### [Problem requirements]
Sort through the entries below and pull out lines containing the word "Bore".

....

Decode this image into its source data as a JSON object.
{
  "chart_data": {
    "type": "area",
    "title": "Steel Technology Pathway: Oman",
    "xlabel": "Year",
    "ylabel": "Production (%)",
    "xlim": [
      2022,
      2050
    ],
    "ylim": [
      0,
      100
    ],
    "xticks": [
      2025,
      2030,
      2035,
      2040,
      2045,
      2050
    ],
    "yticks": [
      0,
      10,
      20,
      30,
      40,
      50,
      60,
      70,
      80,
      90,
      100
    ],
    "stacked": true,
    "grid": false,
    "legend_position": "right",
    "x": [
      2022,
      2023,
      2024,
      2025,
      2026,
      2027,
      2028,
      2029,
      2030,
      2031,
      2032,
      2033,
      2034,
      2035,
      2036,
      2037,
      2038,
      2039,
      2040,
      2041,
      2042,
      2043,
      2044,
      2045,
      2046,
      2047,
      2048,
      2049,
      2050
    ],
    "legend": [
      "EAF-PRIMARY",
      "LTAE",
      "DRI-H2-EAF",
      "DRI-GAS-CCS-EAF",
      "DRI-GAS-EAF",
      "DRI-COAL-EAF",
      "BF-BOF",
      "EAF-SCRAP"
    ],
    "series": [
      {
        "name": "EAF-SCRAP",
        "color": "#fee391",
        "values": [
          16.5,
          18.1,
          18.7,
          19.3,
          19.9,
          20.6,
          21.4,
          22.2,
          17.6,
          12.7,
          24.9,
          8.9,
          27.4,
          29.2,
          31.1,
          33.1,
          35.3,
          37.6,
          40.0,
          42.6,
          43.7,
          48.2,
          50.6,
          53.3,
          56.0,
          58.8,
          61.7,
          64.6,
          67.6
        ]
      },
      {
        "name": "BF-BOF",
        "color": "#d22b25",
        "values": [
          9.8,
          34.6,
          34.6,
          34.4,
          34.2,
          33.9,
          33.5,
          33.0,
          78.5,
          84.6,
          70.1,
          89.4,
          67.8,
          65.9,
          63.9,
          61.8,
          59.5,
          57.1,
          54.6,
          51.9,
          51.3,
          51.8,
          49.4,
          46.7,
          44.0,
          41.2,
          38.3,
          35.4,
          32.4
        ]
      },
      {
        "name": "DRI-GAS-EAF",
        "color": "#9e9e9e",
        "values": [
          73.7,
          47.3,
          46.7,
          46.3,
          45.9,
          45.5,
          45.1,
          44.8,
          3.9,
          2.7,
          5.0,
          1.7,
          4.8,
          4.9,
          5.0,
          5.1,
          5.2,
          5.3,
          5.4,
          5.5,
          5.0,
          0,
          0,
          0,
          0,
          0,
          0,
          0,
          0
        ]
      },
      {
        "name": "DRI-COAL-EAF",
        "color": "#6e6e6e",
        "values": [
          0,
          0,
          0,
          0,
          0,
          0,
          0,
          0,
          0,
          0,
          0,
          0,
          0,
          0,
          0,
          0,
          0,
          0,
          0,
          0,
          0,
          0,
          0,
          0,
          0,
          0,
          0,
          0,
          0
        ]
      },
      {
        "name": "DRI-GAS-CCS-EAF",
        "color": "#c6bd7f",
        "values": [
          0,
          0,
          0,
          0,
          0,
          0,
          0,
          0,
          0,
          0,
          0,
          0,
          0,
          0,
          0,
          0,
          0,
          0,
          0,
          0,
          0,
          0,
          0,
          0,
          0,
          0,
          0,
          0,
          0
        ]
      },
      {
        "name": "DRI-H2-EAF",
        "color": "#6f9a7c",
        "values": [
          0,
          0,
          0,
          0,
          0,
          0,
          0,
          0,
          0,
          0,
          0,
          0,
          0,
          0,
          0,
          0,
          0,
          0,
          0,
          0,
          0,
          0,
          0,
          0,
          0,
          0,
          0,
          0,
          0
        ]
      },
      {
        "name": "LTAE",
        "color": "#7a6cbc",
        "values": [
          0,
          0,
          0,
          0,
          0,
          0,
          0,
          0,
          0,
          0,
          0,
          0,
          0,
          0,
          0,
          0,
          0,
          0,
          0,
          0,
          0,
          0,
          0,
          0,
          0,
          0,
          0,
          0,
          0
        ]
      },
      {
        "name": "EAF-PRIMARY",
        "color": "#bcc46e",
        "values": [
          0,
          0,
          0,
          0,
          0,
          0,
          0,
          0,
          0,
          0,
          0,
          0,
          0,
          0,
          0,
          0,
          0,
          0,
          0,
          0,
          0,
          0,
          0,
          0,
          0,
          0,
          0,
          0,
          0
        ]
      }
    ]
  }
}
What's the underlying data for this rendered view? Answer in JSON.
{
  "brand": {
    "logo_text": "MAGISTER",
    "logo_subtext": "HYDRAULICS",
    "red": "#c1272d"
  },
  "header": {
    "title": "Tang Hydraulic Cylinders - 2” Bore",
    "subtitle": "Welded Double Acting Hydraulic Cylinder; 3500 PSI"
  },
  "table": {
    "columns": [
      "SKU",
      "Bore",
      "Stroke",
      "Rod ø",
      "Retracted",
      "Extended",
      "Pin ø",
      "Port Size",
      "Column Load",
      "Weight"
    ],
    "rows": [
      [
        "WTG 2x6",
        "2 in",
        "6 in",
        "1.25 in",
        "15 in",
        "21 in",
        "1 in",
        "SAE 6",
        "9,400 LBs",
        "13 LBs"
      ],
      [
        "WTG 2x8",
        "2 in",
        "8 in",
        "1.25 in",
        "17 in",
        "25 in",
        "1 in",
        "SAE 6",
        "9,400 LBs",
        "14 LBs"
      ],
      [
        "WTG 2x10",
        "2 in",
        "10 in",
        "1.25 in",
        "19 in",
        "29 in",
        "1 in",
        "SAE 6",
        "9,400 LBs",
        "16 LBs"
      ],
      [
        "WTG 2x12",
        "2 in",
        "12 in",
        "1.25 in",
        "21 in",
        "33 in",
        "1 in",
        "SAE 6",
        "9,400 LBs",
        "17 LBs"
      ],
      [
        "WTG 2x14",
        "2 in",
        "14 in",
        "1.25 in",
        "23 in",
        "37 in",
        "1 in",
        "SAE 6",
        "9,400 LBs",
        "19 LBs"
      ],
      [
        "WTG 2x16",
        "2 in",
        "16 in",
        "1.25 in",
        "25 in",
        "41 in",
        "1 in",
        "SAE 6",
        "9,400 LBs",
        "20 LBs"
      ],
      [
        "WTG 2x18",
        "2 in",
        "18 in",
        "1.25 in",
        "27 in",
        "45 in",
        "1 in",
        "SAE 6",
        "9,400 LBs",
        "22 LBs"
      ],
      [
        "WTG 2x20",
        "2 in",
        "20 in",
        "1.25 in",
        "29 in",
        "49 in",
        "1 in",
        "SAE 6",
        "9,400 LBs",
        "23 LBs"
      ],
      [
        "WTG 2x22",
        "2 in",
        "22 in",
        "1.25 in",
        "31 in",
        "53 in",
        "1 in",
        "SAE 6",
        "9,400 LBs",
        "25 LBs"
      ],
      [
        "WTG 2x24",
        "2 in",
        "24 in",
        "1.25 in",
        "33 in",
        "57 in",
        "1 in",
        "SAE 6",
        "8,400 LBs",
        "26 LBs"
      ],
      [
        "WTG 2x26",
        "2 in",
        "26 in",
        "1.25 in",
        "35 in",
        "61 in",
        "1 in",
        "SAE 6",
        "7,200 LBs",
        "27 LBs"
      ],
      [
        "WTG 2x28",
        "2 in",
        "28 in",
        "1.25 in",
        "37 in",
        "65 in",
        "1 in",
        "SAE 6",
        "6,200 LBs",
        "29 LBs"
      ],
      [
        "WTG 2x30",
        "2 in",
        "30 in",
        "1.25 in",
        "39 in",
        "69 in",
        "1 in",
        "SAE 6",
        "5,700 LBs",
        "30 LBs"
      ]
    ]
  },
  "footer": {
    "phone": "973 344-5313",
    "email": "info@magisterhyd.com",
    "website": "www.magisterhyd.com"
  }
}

....

### [Answer to the problem]
    "title": "Tang Hydraulic Cylinders - 2” Bore",
      "Bore",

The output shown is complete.